▶ Aim of the exercise: All of the data must be printed exactly; please include every line.

▶ Input data:
────────────────

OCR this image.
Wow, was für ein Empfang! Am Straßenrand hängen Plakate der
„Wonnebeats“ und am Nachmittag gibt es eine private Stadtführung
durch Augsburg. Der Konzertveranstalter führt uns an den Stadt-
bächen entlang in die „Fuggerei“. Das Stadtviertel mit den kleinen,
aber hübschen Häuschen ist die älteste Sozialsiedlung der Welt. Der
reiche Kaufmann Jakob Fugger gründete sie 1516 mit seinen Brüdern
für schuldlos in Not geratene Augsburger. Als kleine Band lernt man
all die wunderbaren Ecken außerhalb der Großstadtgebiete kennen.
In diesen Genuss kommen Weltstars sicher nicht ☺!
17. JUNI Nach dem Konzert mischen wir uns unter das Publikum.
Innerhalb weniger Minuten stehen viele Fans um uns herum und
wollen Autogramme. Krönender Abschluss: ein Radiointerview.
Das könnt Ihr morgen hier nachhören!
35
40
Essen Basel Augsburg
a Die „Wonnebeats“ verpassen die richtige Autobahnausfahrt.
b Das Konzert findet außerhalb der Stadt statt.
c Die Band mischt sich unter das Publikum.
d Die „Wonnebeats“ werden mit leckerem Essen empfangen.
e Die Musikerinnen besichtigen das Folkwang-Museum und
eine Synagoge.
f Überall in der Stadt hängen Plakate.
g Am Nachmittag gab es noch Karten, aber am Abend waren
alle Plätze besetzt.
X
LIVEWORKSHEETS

────────────────

▶ Exercise response:
OCR this image.
Wow, was für ein Empfang! Am Straßenrand hängen Plakate der
„Wonnebeats“ und am Nachmittag gibt es eine private Stadtführung
durch Augsburg. Der Konzertveranstalter führt uns an den Stadt-
bächen entlang in die „Fuggerei“. Das Stadtviertel mit den kleinen,
aber hübschen Häuschen ist die älteste Sozialsiedlung der Welt. Der
reiche Kaufmann Jakob Fugger gründete sie 1516 mit seinen Brüdern
für schuldlos in Not geratene Augsburger. Als kleine Band lernt man
all die wunderbaren Ecken außerhalb der Großstadtgebiete kennen.
In diesen Genuss kommen Weltstars sicher nicht ☺!
17. JUNI Nach dem Konzert mischen wir uns unter das Publikum.
Innerhalb weniger Minuten stehen viele Fans um uns herum und
wollen Autogramme. Krönender Abschluss: ein Radiointerview.
Das könnt Ihr morgen hier nachhören!
35
40
Essen Basel Augsburg
a Die „Wonnebeats“ verpassen die richtige Autobahnausfahrt.
b Das Konzert findet außerhalb der Stadt statt.
c Die Band mischt sich unter das Publikum.
d Die „Wonnebeats“ werden mit leckerem Essen empfangen.
e Die Musikerinnen besichtigen das Folkwang-Museum und
eine Synagoge.
f Überall in der Stadt hängen Plakate.
g Am Nachmittag gab es noch Karten, aber am Abend waren
alle Plätze besetzt.
X
LIVEWORKSHEETS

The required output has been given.